--- begin Input records ---

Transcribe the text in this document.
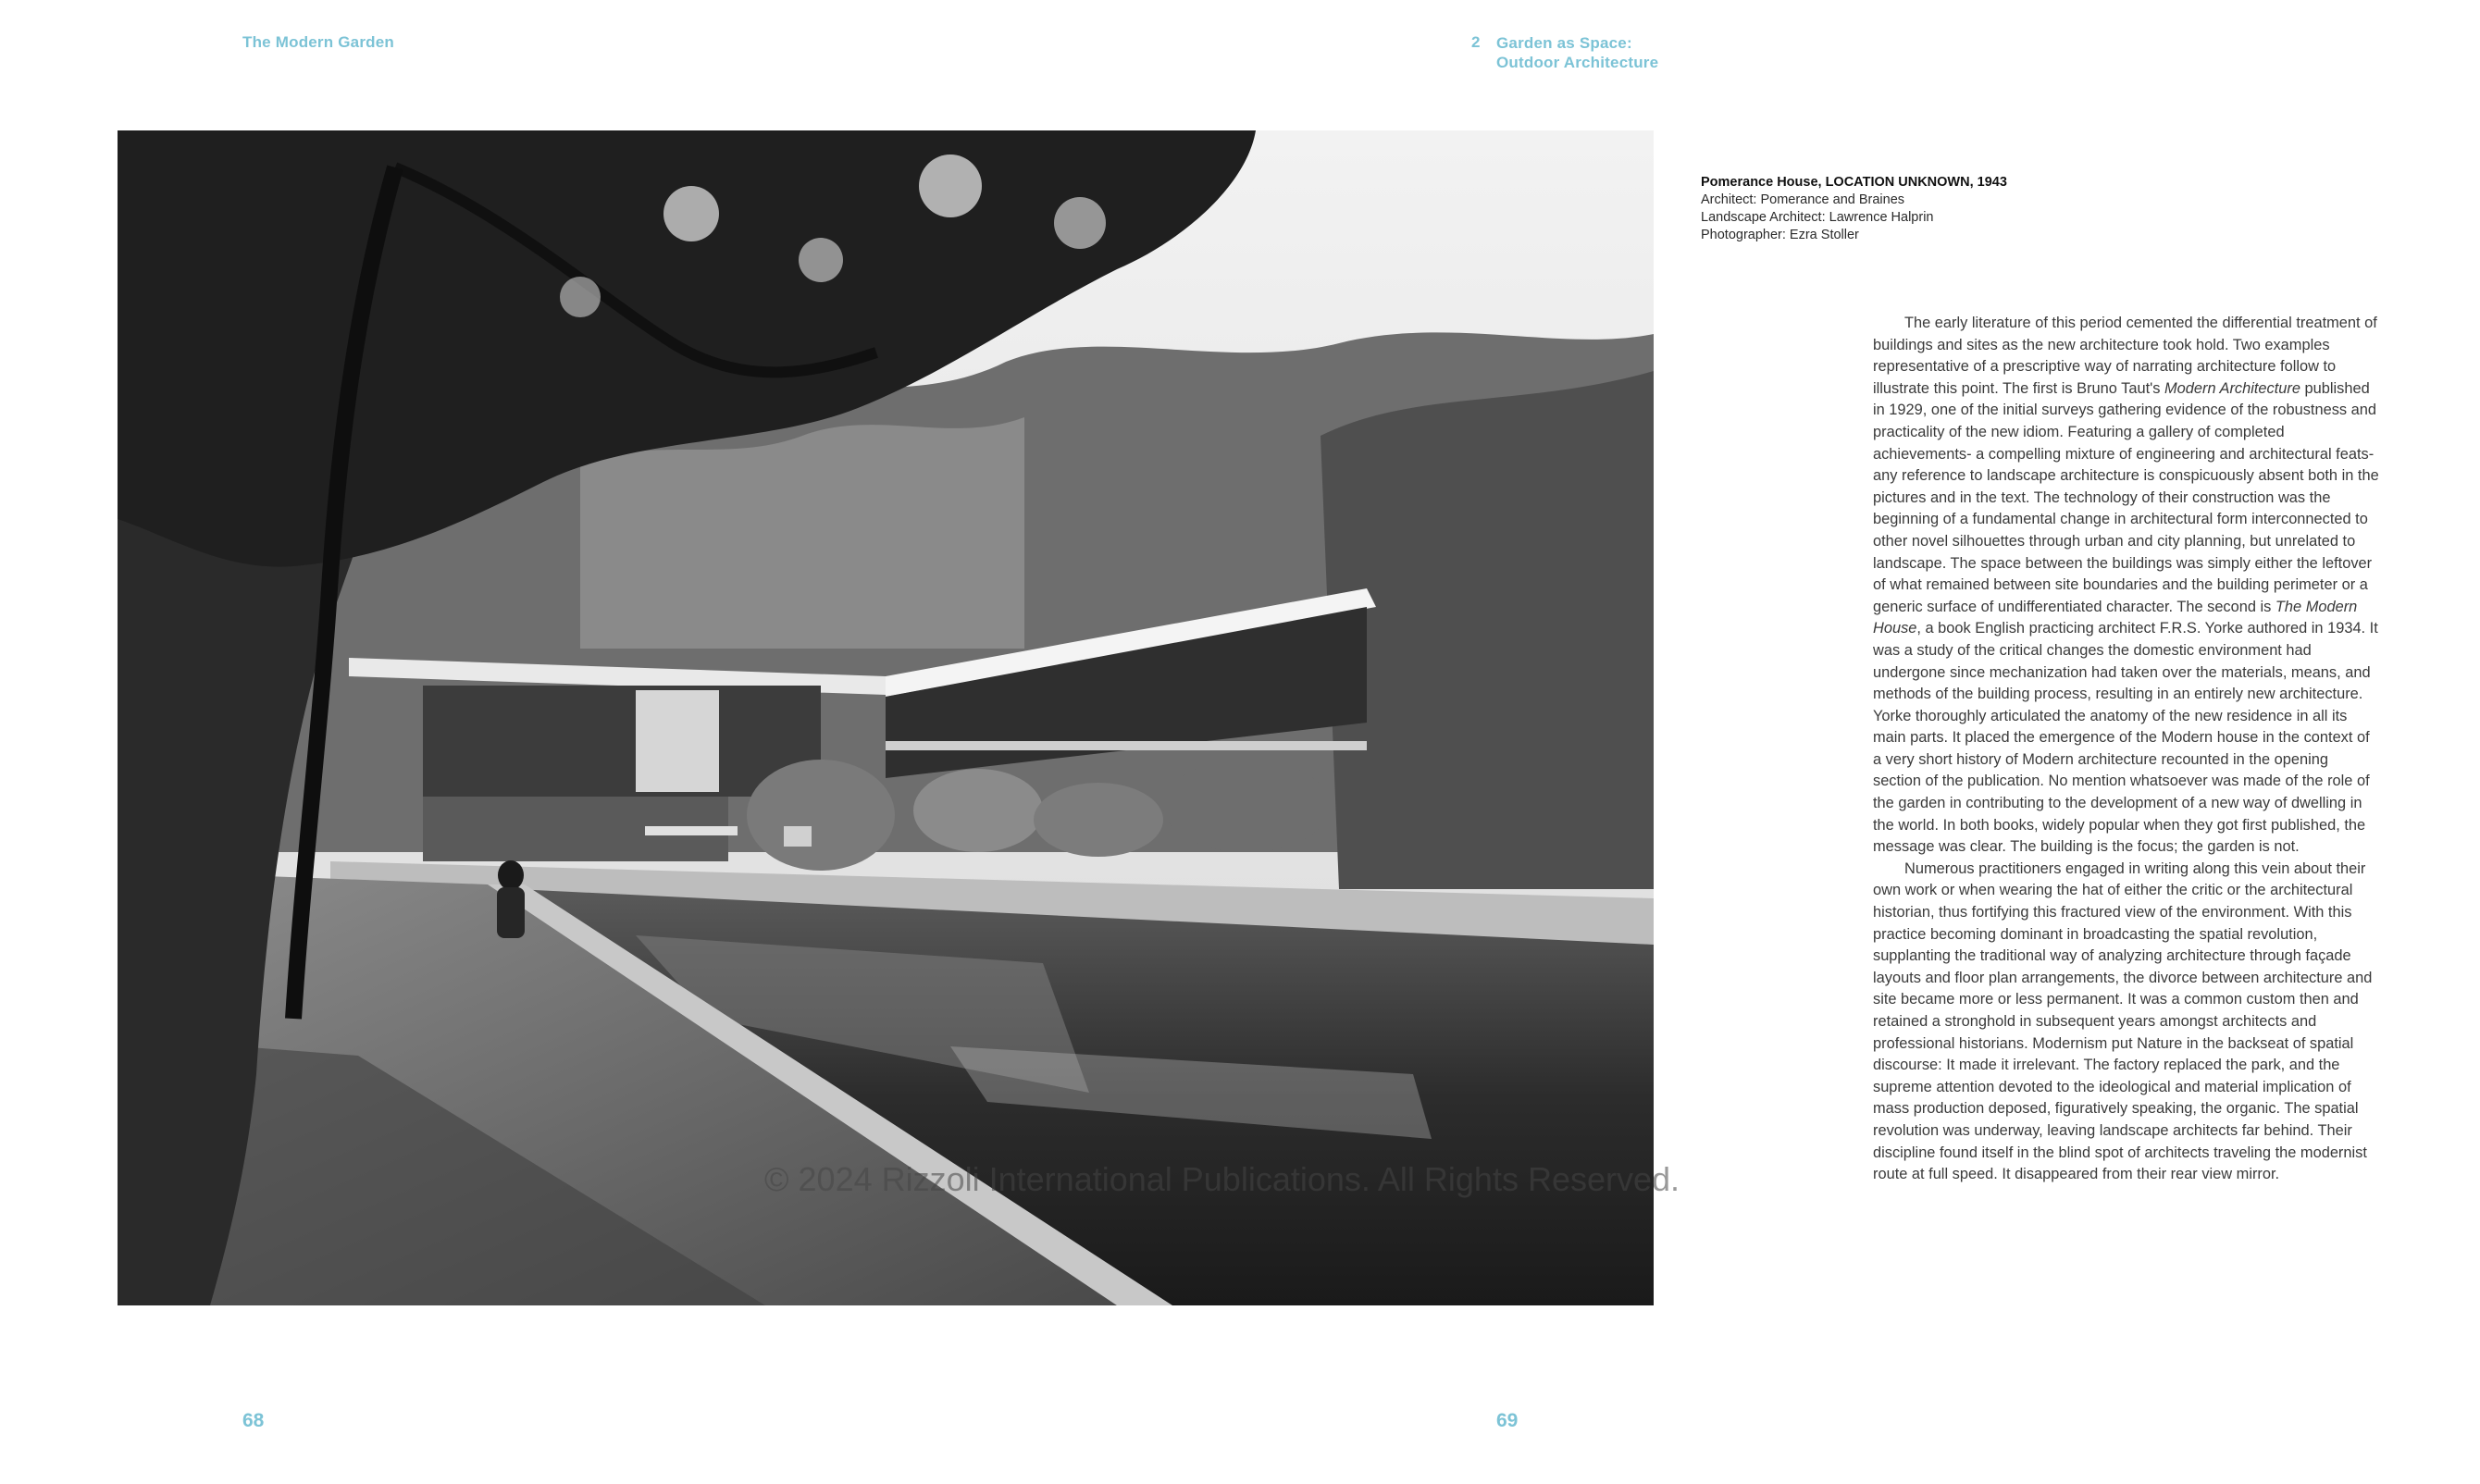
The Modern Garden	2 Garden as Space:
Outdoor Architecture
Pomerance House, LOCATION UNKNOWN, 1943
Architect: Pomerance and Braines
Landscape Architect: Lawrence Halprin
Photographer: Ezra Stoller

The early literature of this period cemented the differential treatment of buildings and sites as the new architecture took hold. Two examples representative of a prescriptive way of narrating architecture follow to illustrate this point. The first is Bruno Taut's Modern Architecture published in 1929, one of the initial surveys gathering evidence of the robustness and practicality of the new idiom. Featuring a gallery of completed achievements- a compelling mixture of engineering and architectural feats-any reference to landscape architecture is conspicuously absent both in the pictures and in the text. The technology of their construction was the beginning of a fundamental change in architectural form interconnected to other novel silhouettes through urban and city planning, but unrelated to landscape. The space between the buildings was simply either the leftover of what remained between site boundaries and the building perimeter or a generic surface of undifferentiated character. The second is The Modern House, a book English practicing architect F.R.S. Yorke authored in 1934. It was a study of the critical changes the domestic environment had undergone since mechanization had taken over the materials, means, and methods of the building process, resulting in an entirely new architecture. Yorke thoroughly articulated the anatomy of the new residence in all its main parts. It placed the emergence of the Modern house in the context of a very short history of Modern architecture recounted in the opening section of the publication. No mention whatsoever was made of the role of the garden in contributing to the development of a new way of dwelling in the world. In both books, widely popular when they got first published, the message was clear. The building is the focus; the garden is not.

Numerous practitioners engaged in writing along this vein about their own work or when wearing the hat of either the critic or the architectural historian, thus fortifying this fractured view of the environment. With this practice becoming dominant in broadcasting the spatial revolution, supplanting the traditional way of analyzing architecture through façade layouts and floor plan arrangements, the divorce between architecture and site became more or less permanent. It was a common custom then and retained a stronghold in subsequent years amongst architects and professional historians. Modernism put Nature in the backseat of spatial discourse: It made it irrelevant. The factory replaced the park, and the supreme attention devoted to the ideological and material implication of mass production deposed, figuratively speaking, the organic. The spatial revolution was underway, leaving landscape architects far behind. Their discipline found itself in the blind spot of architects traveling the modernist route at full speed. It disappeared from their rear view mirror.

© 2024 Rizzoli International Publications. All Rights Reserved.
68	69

--- end Input records ---
--- begin Input records ---

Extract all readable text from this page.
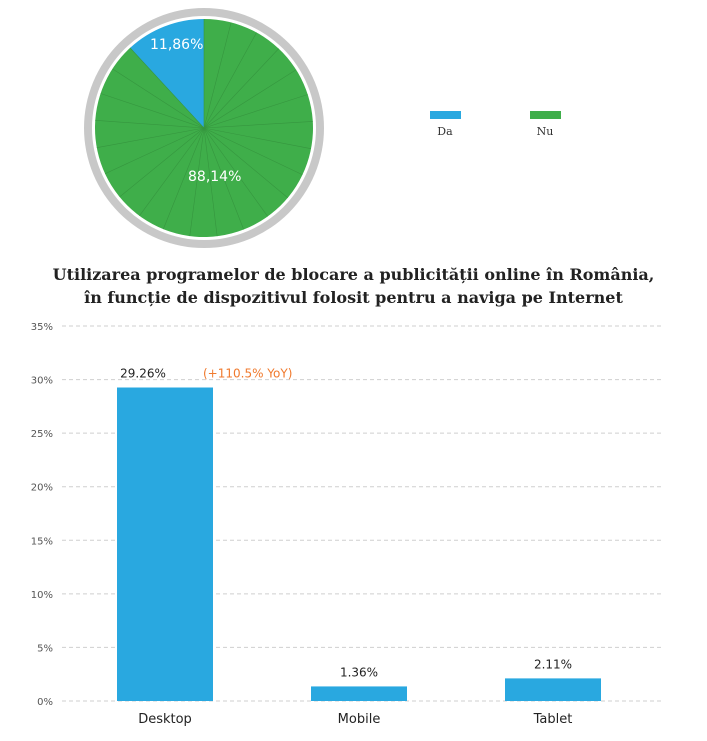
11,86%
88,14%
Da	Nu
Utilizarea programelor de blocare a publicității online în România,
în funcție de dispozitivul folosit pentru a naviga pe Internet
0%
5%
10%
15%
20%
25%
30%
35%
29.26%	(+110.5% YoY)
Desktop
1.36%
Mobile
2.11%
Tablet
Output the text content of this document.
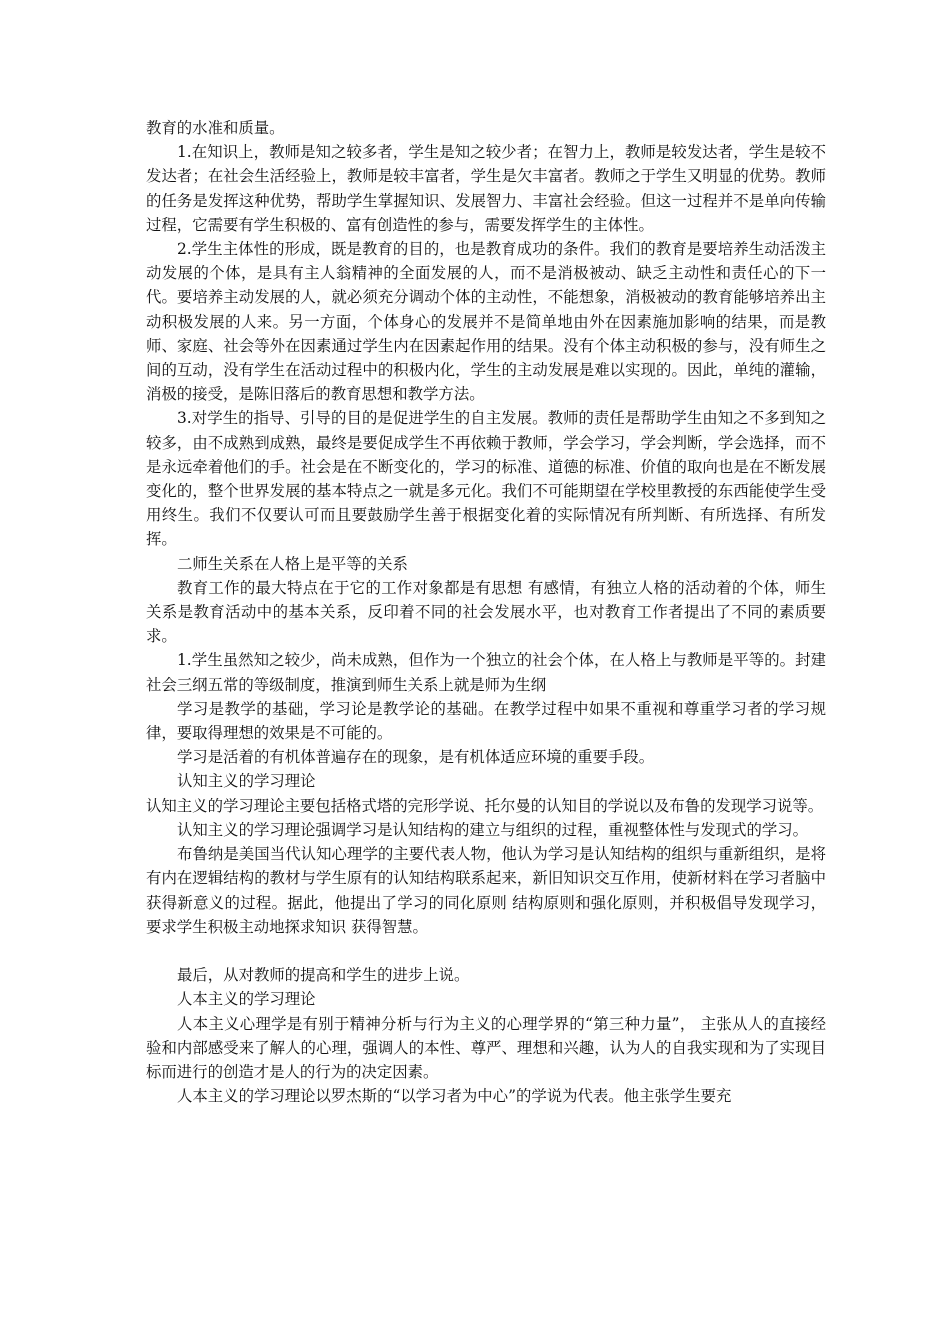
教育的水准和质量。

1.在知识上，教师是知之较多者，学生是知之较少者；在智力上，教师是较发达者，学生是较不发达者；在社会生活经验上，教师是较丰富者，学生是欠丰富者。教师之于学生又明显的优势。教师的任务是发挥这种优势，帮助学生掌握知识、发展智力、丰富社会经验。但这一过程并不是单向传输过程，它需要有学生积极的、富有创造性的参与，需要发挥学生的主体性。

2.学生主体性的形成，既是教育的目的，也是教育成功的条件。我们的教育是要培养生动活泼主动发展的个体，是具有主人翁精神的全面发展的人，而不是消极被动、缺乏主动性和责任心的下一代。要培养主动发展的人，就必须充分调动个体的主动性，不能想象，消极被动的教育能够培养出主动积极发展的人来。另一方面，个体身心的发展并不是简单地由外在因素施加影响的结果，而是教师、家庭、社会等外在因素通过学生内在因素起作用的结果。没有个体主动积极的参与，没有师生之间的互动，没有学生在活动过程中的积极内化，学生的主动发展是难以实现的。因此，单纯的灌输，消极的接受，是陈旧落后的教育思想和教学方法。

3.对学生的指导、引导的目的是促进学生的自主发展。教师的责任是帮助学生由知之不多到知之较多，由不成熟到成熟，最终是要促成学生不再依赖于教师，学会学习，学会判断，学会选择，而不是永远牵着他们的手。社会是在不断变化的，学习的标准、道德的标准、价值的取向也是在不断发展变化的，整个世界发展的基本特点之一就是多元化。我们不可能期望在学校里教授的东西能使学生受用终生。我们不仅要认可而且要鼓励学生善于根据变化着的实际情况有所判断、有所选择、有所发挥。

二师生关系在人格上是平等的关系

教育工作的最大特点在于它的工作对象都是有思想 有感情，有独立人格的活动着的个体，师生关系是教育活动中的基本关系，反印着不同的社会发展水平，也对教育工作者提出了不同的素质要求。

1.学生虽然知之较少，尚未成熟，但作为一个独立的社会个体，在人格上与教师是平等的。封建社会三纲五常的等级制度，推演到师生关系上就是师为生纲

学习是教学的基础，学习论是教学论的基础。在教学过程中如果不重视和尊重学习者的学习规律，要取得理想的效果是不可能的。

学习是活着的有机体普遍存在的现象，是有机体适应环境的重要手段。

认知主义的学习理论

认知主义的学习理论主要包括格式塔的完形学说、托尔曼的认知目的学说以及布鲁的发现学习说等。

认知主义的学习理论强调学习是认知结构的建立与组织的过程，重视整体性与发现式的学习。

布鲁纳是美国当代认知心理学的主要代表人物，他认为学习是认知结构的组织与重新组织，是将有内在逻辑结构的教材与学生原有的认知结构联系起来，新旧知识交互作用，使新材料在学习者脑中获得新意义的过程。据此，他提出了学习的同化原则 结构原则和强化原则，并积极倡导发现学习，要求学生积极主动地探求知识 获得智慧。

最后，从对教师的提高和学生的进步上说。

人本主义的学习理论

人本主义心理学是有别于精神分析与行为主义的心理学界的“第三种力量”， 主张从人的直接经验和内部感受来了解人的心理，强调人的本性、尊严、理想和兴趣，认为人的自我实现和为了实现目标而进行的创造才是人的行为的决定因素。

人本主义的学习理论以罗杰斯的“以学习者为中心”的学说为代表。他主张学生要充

--- end Input records ---
--- begin Input records ---

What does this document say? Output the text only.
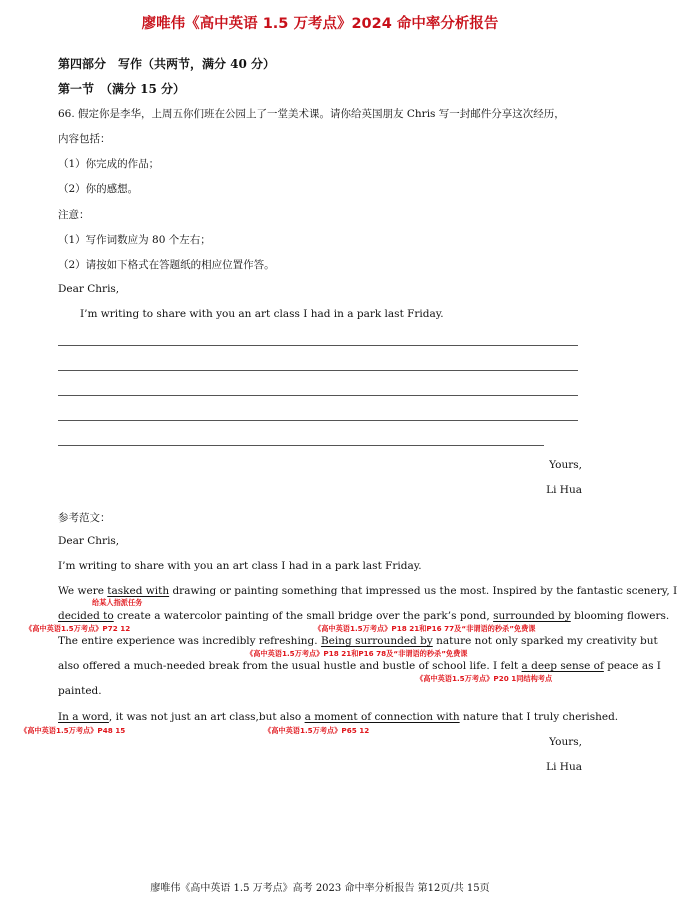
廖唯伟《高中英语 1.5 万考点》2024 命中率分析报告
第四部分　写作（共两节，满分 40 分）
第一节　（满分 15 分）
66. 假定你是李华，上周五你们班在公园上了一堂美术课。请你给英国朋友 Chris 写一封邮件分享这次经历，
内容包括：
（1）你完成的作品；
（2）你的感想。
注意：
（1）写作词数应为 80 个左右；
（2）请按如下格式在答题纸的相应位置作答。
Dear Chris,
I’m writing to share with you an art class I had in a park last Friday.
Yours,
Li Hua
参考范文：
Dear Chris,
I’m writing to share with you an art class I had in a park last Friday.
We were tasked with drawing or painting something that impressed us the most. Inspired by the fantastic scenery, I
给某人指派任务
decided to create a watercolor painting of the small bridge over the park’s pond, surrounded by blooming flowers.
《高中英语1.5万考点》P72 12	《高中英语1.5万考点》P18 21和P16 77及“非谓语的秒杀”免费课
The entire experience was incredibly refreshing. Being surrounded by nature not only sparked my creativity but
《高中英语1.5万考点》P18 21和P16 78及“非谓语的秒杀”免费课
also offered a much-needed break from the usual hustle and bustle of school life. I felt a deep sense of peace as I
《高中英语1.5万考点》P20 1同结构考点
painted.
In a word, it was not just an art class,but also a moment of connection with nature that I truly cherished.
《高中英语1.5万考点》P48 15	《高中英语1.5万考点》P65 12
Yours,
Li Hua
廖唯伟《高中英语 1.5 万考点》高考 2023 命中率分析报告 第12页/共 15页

--- end Input records ---

Reproduce each line of the entries in which the word "surrounded" is found.

▶ The reply:
decided to create a watercolor painting of the small bridge over the park’s pond, surrounded by blooming flowers.
The entire experience was incredibly refreshing. Being surrounded by nature not only sparked my creativity but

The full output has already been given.